#### WHAT YOU HAVE TO DO
Retype each entry below exactly as it stands.

## Start PROVIDED RECORDS

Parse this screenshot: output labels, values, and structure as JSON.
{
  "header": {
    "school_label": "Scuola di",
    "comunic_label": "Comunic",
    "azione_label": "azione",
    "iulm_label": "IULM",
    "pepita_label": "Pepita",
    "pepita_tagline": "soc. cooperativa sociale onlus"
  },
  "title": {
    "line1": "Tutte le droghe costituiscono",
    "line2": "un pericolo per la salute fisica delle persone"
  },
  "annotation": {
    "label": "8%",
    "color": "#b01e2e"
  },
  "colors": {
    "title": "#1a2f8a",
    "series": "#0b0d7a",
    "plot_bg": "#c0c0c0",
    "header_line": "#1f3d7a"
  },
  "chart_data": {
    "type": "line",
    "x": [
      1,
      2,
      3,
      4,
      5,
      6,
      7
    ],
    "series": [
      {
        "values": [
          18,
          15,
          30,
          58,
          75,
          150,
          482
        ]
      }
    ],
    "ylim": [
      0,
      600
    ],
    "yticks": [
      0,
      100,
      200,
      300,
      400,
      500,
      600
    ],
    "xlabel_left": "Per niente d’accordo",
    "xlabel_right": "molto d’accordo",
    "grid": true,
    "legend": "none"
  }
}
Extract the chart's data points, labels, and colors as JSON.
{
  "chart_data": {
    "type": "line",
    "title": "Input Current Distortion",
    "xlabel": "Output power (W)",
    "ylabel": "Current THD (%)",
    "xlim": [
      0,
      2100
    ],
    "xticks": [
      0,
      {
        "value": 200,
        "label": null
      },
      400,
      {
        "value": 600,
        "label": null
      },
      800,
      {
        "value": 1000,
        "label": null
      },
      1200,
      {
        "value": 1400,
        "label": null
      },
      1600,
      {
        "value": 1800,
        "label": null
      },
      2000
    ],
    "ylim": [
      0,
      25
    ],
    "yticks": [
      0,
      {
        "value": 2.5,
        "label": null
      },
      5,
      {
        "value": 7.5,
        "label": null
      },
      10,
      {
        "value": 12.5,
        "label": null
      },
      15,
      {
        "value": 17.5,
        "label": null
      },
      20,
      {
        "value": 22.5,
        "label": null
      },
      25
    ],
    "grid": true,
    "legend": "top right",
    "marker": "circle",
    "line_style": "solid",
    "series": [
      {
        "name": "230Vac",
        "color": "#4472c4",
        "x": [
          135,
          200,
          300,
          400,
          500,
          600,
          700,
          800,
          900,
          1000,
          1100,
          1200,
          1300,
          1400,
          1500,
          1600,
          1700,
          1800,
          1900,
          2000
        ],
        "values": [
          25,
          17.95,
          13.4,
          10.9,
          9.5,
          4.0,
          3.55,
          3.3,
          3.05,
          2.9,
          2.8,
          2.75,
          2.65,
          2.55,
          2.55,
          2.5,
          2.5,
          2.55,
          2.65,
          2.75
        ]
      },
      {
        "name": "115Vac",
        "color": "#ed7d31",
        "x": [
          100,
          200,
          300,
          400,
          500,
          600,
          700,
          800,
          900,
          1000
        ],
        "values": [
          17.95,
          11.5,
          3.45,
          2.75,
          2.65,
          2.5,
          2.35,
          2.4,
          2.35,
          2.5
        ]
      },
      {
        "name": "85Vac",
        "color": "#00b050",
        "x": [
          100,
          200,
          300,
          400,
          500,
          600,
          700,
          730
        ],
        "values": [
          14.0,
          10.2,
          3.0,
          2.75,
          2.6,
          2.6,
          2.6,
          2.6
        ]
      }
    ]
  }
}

## End PROVIDED RECORDS

#### ANSWER TO THE TASK
Parse this screenshot: output labels, values, and structure as JSON.
{
  "header": {
    "school_label": "Scuola di",
    "comunic_label": "Comunic",
    "azione_label": "azione",
    "iulm_label": "IULM",
    "pepita_label": "Pepita",
    "pepita_tagline": "soc. cooperativa sociale onlus"
  },
  "title": {
    "line1": "Tutte le droghe costituiscono",
    "line2": "un pericolo per la salute fisica delle persone"
  },
  "annotation": {
    "label": "8%",
    "color": "#b01e2e"
  },
  "colors": {
    "title": "#1a2f8a",
    "series": "#0b0d7a",
    "plot_bg": "#c0c0c0",
    "header_line": "#1f3d7a"
  },
  "chart_data": {
    "type": "line",
    "x": [
      1,
      2,
      3,
      4,
      5,
      6,
      7
    ],
    "series": [
      {
        "values": [
          18,
          15,
          30,
          58,
          75,
          150,
          482
        ]
      }
    ],
    "ylim": [
      0,
      600
    ],
    "yticks": [
      0,
      100,
      200,
      300,
      400,
      500,
      600
    ],
    "xlabel_left": "Per niente d’accordo",
    "xlabel_right": "molto d’accordo",
    "grid": true,
    "legend": "none"
  }
}
Extract the chart's data points, labels, and colors as JSON.
{
  "chart_data": {
    "type": "line",
    "title": "Input Current Distortion",
    "xlabel": "Output power (W)",
    "ylabel": "Current THD (%)",
    "xlim": [
      0,
      2100
    ],
    "xticks": [
      0,
      {
        "value": 200,
        "label": null
      },
      400,
      {
        "value": 600,
        "label": null
      },
      800,
      {
        "value": 1000,
        "label": null
      },
      1200,
      {
        "value": 1400,
        "label": null
      },
      1600,
      {
        "value": 1800,
        "label": null
      },
      2000
    ],
    "ylim": [
      0,
      25
    ],
    "yticks": [
      0,
      {
        "value": 2.5,
        "label": null
      },
      5,
      {
        "value": 7.5,
        "label": null
      },
      10,
      {
        "value": 12.5,
        "label": null
      },
      15,
      {
        "value": 17.5,
        "label": null
      },
      20,
      {
        "value": 22.5,
        "label": null
      },
      25
    ],
    "grid": true,
    "legend": "top right",
    "marker": "circle",
    "line_style": "solid",
    "series": [
      {
        "name": "230Vac",
        "color": "#4472c4",
        "x": [
          135,
          200,
          300,
          400,
          500,
          600,
          700,
          800,
          900,
          1000,
          1100,
          1200,
          1300,
          1400,
          1500,
          1600,
          1700,
          1800,
          1900,
          2000
        ],
        "values": [
          25,
          17.95,
          13.4,
          10.9,
          9.5,
          4.0,
          3.55,
          3.3,
          3.05,
          2.9,
          2.8,
          2.75,
          2.65,
          2.55,
          2.55,
          2.5,
          2.5,
          2.55,
          2.65,
          2.75
        ]
      },
      {
        "name": "115Vac",
        "color": "#ed7d31",
        "x": [
          100,
          200,
          300,
          400,
          500,
          600,
          700,
          800,
          900,
          1000
        ],
        "values": [
          17.95,
          11.5,
          3.45,
          2.75,
          2.65,
          2.5,
          2.35,
          2.4,
          2.35,
          2.5
        ]
      },
      {
        "name": "85Vac",
        "color": "#00b050",
        "x": [
          100,
          200,
          300,
          400,
          500,
          600,
          700,
          730
        ],
        "values": [
          14.0,
          10.2,
          3.0,
          2.75,
          2.6,
          2.6,
          2.6,
          2.6
        ]
      }
    ]
  }
}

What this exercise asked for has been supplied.